## start

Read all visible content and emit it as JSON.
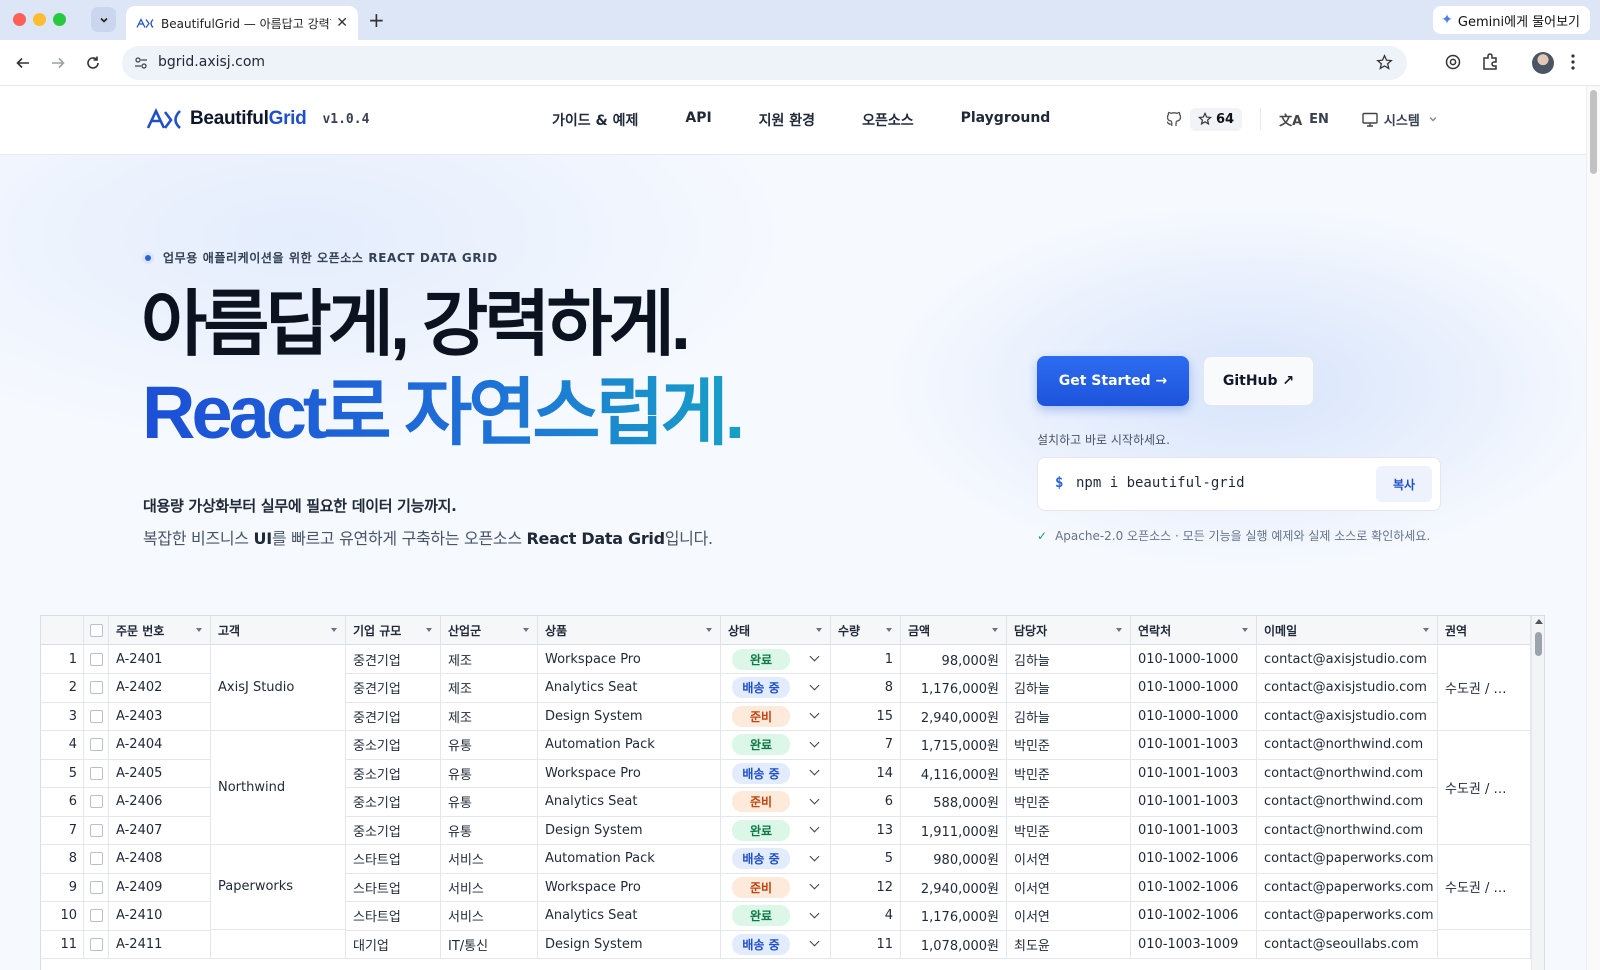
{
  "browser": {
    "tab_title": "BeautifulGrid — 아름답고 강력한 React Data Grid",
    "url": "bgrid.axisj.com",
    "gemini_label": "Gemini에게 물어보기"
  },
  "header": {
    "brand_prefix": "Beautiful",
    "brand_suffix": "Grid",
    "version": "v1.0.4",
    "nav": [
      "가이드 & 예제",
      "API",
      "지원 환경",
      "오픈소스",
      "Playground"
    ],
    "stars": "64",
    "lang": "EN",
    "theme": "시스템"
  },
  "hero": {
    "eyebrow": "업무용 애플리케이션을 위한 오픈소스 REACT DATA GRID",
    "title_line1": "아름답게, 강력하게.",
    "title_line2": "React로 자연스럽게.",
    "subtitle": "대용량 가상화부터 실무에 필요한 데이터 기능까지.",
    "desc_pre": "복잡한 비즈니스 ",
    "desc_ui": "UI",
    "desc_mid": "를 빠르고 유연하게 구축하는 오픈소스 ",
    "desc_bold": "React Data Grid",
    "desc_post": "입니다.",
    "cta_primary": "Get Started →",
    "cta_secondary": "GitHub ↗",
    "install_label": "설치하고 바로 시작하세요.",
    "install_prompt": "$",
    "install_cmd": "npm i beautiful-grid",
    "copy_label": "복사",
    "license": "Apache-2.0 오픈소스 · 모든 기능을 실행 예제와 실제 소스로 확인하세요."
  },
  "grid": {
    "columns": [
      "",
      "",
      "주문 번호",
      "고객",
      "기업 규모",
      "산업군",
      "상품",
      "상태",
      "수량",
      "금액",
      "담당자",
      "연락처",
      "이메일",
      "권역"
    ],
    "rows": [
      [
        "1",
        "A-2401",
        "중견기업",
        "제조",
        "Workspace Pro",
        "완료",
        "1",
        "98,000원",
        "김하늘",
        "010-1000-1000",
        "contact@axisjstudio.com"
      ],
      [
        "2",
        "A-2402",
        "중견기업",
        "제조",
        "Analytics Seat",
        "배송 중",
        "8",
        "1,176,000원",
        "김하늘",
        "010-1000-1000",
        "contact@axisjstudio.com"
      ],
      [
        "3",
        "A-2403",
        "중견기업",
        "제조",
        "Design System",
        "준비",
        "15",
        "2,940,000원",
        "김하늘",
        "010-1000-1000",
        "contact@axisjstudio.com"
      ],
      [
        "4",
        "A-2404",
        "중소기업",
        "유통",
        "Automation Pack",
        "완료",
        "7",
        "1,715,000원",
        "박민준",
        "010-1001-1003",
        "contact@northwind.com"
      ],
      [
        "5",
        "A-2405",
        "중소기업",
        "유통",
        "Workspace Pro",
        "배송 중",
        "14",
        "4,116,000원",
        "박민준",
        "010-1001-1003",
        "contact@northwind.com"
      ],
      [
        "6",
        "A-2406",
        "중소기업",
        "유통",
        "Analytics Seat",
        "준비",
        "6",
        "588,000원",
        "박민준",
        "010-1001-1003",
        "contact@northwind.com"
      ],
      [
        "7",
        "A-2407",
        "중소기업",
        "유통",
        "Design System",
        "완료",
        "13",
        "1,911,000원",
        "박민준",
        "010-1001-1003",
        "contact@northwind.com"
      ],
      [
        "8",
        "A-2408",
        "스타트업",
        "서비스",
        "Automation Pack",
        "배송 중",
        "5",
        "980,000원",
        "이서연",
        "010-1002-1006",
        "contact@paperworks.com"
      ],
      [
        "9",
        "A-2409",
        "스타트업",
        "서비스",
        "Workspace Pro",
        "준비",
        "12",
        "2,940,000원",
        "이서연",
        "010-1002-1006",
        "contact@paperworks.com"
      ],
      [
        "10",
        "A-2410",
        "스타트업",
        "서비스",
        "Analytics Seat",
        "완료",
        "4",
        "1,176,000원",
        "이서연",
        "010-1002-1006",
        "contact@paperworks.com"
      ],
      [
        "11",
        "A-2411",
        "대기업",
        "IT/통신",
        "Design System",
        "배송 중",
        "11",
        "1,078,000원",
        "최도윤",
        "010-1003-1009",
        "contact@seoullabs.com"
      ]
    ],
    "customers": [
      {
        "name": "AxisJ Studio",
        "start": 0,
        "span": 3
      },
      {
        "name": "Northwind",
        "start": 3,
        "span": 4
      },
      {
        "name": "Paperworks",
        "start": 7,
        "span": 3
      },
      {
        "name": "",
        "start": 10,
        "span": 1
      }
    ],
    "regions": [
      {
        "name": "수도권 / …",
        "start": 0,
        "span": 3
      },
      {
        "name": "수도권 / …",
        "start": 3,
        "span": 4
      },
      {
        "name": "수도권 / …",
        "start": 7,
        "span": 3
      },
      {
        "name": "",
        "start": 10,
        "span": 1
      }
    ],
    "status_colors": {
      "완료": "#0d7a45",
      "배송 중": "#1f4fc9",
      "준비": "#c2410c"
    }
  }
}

## end

Written instruction: Make an exact copy of all entries above, dropping the images.

Written response:
Read all visible content and emit it as JSON.
{
  "browser": {
    "tab_title": "BeautifulGrid — 아름답고 강력한 React Data Grid",
    "url": "bgrid.axisj.com",
    "gemini_label": "Gemini에게 물어보기"
  },
  "header": {
    "brand_prefix": "Beautiful",
    "brand_suffix": "Grid",
    "version": "v1.0.4",
    "nav": [
      "가이드 & 예제",
      "API",
      "지원 환경",
      "오픈소스",
      "Playground"
    ],
    "stars": "64",
    "lang": "EN",
    "theme": "시스템"
  },
  "hero": {
    "eyebrow": "업무용 애플리케이션을 위한 오픈소스 REACT DATA GRID",
    "title_line1": "아름답게, 강력하게.",
    "title_line2": "React로 자연스럽게.",
    "subtitle": "대용량 가상화부터 실무에 필요한 데이터 기능까지.",
    "desc_pre": "복잡한 비즈니스 ",
    "desc_ui": "UI",
    "desc_mid": "를 빠르고 유연하게 구축하는 오픈소스 ",
    "desc_bold": "React Data Grid",
    "desc_post": "입니다.",
    "cta_primary": "Get Started →",
    "cta_secondary": "GitHub ↗",
    "install_label": "설치하고 바로 시작하세요.",
    "install_prompt": "$",
    "install_cmd": "npm i beautiful-grid",
    "copy_label": "복사",
    "license": "Apache-2.0 오픈소스 · 모든 기능을 실행 예제와 실제 소스로 확인하세요."
  },
  "grid": {
    "columns": [
      "",
      "",
      "주문 번호",
      "고객",
      "기업 규모",
      "산업군",
      "상품",
      "상태",
      "수량",
      "금액",
      "담당자",
      "연락처",
      "이메일",
      "권역"
    ],
    "rows": [
      [
        "1",
        "A-2401",
        "중견기업",
        "제조",
        "Workspace Pro",
        "완료",
        "1",
        "98,000원",
        "김하늘",
        "010-1000-1000",
        "contact@axisjstudio.com"
      ],
      [
        "2",
        "A-2402",
        "중견기업",
        "제조",
        "Analytics Seat",
        "배송 중",
        "8",
        "1,176,000원",
        "김하늘",
        "010-1000-1000",
        "contact@axisjstudio.com"
      ],
      [
        "3",
        "A-2403",
        "중견기업",
        "제조",
        "Design System",
        "준비",
        "15",
        "2,940,000원",
        "김하늘",
        "010-1000-1000",
        "contact@axisjstudio.com"
      ],
      [
        "4",
        "A-2404",
        "중소기업",
        "유통",
        "Automation Pack",
        "완료",
        "7",
        "1,715,000원",
        "박민준",
        "010-1001-1003",
        "contact@northwind.com"
      ],
      [
        "5",
        "A-2405",
        "중소기업",
        "유통",
        "Workspace Pro",
        "배송 중",
        "14",
        "4,116,000원",
        "박민준",
        "010-1001-1003",
        "contact@northwind.com"
      ],
      [
        "6",
        "A-2406",
        "중소기업",
        "유통",
        "Analytics Seat",
        "준비",
        "6",
        "588,000원",
        "박민준",
        "010-1001-1003",
        "contact@northwind.com"
      ],
      [
        "7",
        "A-2407",
        "중소기업",
        "유통",
        "Design System",
        "완료",
        "13",
        "1,911,000원",
        "박민준",
        "010-1001-1003",
        "contact@northwind.com"
      ],
      [
        "8",
        "A-2408",
        "스타트업",
        "서비스",
        "Automation Pack",
        "배송 중",
        "5",
        "980,000원",
        "이서연",
        "010-1002-1006",
        "contact@paperworks.com"
      ],
      [
        "9",
        "A-2409",
        "스타트업",
        "서비스",
        "Workspace Pro",
        "준비",
        "12",
        "2,940,000원",
        "이서연",
        "010-1002-1006",
        "contact@paperworks.com"
      ],
      [
        "10",
        "A-2410",
        "스타트업",
        "서비스",
        "Analytics Seat",
        "완료",
        "4",
        "1,176,000원",
        "이서연",
        "010-1002-1006",
        "contact@paperworks.com"
      ],
      [
        "11",
        "A-2411",
        "대기업",
        "IT/통신",
        "Design System",
        "배송 중",
        "11",
        "1,078,000원",
        "최도윤",
        "010-1003-1009",
        "contact@seoullabs.com"
      ]
    ],
    "customers": [
      {
        "name": "AxisJ Studio",
        "start": 0,
        "span": 3
      },
      {
        "name": "Northwind",
        "start": 3,
        "span": 4
      },
      {
        "name": "Paperworks",
        "start": 7,
        "span": 3
      },
      {
        "name": "",
        "start": 10,
        "span": 1
      }
    ],
    "regions": [
      {
        "name": "수도권 / …",
        "start": 0,
        "span": 3
      },
      {
        "name": "수도권 / …",
        "start": 3,
        "span": 4
      },
      {
        "name": "수도권 / …",
        "start": 7,
        "span": 3
      },
      {
        "name": "",
        "start": 10,
        "span": 1
      }
    ],
    "status_colors": {
      "완료": "#0d7a45",
      "배송 중": "#1f4fc9",
      "준비": "#c2410c"
    }
  }
}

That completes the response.